## Start
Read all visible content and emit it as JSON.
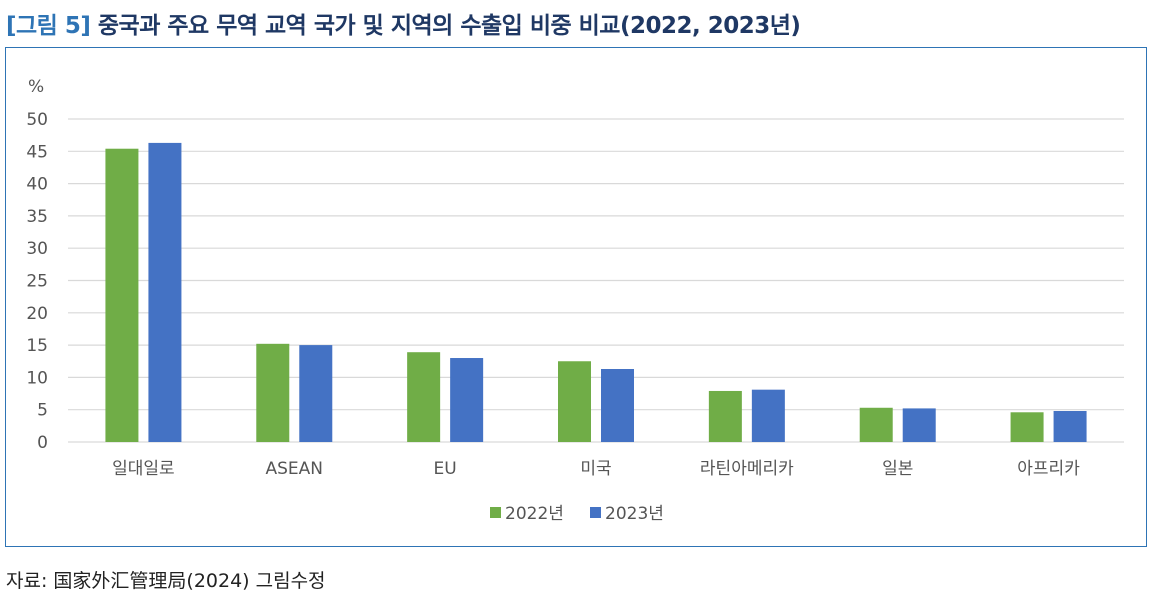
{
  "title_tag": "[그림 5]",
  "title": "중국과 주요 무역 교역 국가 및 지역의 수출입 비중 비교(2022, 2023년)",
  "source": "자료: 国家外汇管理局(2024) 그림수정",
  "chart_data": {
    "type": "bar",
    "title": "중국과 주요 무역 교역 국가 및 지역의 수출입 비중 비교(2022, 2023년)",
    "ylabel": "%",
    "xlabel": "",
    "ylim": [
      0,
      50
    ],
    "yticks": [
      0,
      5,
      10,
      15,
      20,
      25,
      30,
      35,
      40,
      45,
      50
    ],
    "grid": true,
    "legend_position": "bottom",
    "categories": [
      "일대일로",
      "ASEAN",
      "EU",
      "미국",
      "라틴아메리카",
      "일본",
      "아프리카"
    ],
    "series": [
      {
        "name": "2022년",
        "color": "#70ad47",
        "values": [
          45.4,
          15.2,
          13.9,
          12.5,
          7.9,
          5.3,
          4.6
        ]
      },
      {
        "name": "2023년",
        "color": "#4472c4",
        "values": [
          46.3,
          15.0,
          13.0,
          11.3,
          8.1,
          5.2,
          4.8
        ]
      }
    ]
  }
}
## End
== Aim of the task ==
Copy the records exactly. Skip the pictures.

== Result of this task ==
Read all visible content and emit it as JSON.
{
  "title_tag": "[그림 5]",
  "title": "중국과 주요 무역 교역 국가 및 지역의 수출입 비중 비교(2022, 2023년)",
  "source": "자료: 国家外汇管理局(2024) 그림수정",
  "chart_data": {
    "type": "bar",
    "title": "중국과 주요 무역 교역 국가 및 지역의 수출입 비중 비교(2022, 2023년)",
    "ylabel": "%",
    "xlabel": "",
    "ylim": [
      0,
      50
    ],
    "yticks": [
      0,
      5,
      10,
      15,
      20,
      25,
      30,
      35,
      40,
      45,
      50
    ],
    "grid": true,
    "legend_position": "bottom",
    "categories": [
      "일대일로",
      "ASEAN",
      "EU",
      "미국",
      "라틴아메리카",
      "일본",
      "아프리카"
    ],
    "series": [
      {
        "name": "2022년",
        "color": "#70ad47",
        "values": [
          45.4,
          15.2,
          13.9,
          12.5,
          7.9,
          5.3,
          4.6
        ]
      },
      {
        "name": "2023년",
        "color": "#4472c4",
        "values": [
          46.3,
          15.0,
          13.0,
          11.3,
          8.1,
          5.2,
          4.8
        ]
      }
    ]
  }
}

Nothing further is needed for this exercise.